— Work to be completed —
Spot every line with the word "vyhlášky" and return it.

[start of Exercise inputs]

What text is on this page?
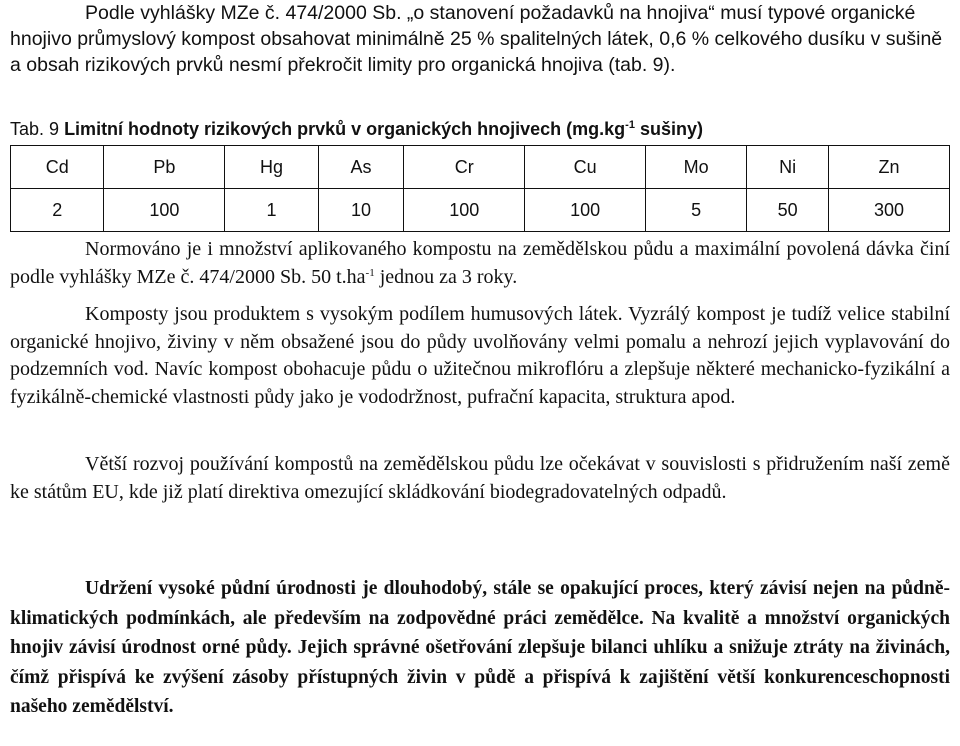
Podle vyhlášky MZe č. 474/2000 Sb. „o stanovení požadavků na hnojiva“ musí typové organické hnojivo průmyslový kompost obsahovat minimálně 25 % spalitelných látek, 0,6 % celkového dusíku v sušině a obsah rizikových prvků nesmí překročit limity pro organická hnojiva (tab. 9).

Tab. 9 Limitní hodnoty rizikových prvků v organických hnojivech ($mg.kg^{-1}$ sušiny)
Cd	Pb	Hg	As	Cr	Cu	Mo	Ni	Zn
2	100	1	10	100	100	5	50	300

Normováno je i množství aplikovaného kompostu na zemědělskou půdu a maximální povolená dávka činí podle vyhlášky MZe č. 474/2000 Sb. 50 $t.ha^{-1}$ jednou za 3 roky.

Komposty jsou produktem s vysokým podílem humusových látek. Vyzrálý kompost je tudíž velice stabilní organické hnojivo, živiny v něm obsažené jsou do půdy uvolňovány velmi pomalu a nehrozí jejich vyplavování do podzemních vod. Navíc kompost obohacuje půdu o užitečnou mikroflóru a zlepšuje některé mechanicko-fyzikální a fyzikálně-chemické vlastnosti půdy jako je vododržnost, pufrační kapacita, struktura apod.

Větší rozvoj používání kompostů na zemědělskou půdu lze očekávat v souvislosti s přidružením naší země ke státům EU, kde již platí direktiva omezující skládkování biodegradovatelných odpadů.

Udržení vysoké půdní úrodnosti je dlouhodobý, stále se opakující proces, který závisí nejen na půdně-klimatických podmínkách, ale především na zodpovědné práci zemědělce. Na kvalitě a množství organických hnojiv závisí úrodnost orné půdy. Jejich správné ošetřování zlepšuje bilanci uhlíku a snižuje ztráty na živinách, čímž přispívá ke zvýšení zásoby přístupných živin v půdě a přispívá k zajištění větší konkurenceschopnosti našeho zemědělství.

[end of Exercise inputs]

— Final answer —
Podle vyhlášky MZe č. 474/2000 Sb. „o stanovení požadavků na hnojiva“ musí typové organické hnojivo průmyslový kompost obsahovat minimálně 25 % spalitelných látek, 0,6 % celkového dusíku v sušině a obsah rizikových prvků nesmí překročit limity pro organická hnojiva (tab. 9).
Normováno je i množství aplikovaného kompostu na zemědělskou půdu a maximální povolená dávka činí podle vyhlášky MZe č. 474/2000 Sb. 50 $t.ha^{-1}$ jednou za 3 roky.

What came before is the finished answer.